▶ **Task instructions**:
Reproduce every line of the records below, character for character.

▶ **Dataset excerpts**:
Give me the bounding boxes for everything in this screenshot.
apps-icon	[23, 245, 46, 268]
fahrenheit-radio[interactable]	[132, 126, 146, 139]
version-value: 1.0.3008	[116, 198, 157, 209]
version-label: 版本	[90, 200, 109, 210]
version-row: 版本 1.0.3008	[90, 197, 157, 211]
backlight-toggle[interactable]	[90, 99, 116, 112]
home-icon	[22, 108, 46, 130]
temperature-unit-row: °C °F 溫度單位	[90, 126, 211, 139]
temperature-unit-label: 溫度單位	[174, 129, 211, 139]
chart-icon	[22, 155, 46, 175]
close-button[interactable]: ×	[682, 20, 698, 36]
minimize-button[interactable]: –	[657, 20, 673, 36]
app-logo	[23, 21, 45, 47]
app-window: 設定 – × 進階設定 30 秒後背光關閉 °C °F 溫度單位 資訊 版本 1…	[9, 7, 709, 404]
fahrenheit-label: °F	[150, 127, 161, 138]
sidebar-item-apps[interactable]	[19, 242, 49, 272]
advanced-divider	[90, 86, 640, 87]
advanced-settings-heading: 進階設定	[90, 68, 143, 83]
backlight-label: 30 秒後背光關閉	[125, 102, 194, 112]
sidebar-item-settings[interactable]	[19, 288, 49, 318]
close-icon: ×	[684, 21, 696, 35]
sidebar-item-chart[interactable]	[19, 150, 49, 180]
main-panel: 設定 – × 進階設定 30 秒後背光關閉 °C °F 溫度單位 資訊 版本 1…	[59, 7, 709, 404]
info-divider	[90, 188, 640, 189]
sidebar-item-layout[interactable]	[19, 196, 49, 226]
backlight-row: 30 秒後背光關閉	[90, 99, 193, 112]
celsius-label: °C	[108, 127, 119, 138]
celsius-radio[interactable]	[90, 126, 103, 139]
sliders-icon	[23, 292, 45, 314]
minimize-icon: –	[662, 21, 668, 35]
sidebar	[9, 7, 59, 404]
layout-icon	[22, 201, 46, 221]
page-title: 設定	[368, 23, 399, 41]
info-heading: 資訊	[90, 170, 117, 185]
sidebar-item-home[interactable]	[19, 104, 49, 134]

▶ **Result below**:
Give me the bounding boxes for everything in this screenshot.
apps-icon	[23, 245, 46, 268]
fahrenheit-radio[interactable]	[132, 126, 146, 139]
version-value: 1.0.3008	[116, 198, 157, 209]
version-label: 版本	[90, 200, 109, 210]
version-row: 版本 1.0.3008	[90, 197, 157, 211]
backlight-toggle[interactable]	[90, 99, 116, 112]
home-icon	[22, 108, 46, 130]
temperature-unit-row: °C °F 溫度單位	[90, 126, 211, 139]
temperature-unit-label: 溫度單位	[174, 129, 211, 139]
chart-icon	[22, 155, 46, 175]
close-button[interactable]: ×	[682, 20, 698, 36]
minimize-button[interactable]: –	[657, 20, 673, 36]
app-logo	[23, 21, 45, 47]
app-window: 設定 – × 進階設定 30 秒後背光關閉 °C °F 溫度單位 資訊 版本 1…	[9, 7, 709, 404]
fahrenheit-label: °F	[150, 127, 161, 138]
sidebar-item-apps[interactable]	[19, 242, 49, 272]
advanced-divider	[90, 86, 640, 87]
advanced-settings-heading: 進階設定	[90, 68, 143, 83]
backlight-label: 30 秒後背光關閉	[125, 102, 194, 112]
sidebar-item-settings[interactable]	[19, 288, 49, 318]
close-icon: ×	[684, 21, 696, 35]
sidebar-item-chart[interactable]	[19, 150, 49, 180]
main-panel: 設定 – × 進階設定 30 秒後背光關閉 °C °F 溫度單位 資訊 版本 1…	[59, 7, 709, 404]
info-divider	[90, 188, 640, 189]
sidebar-item-layout[interactable]	[19, 196, 49, 226]
backlight-row: 30 秒後背光關閉	[90, 99, 193, 112]
celsius-label: °C	[108, 127, 119, 138]
celsius-radio[interactable]	[90, 126, 103, 139]
sliders-icon	[23, 292, 45, 314]
minimize-icon: –	[662, 21, 668, 35]
sidebar	[9, 7, 59, 404]
layout-icon	[22, 201, 46, 221]
page-title: 設定	[368, 23, 399, 41]
info-heading: 資訊	[90, 170, 117, 185]
sidebar-item-home[interactable]	[19, 104, 49, 134]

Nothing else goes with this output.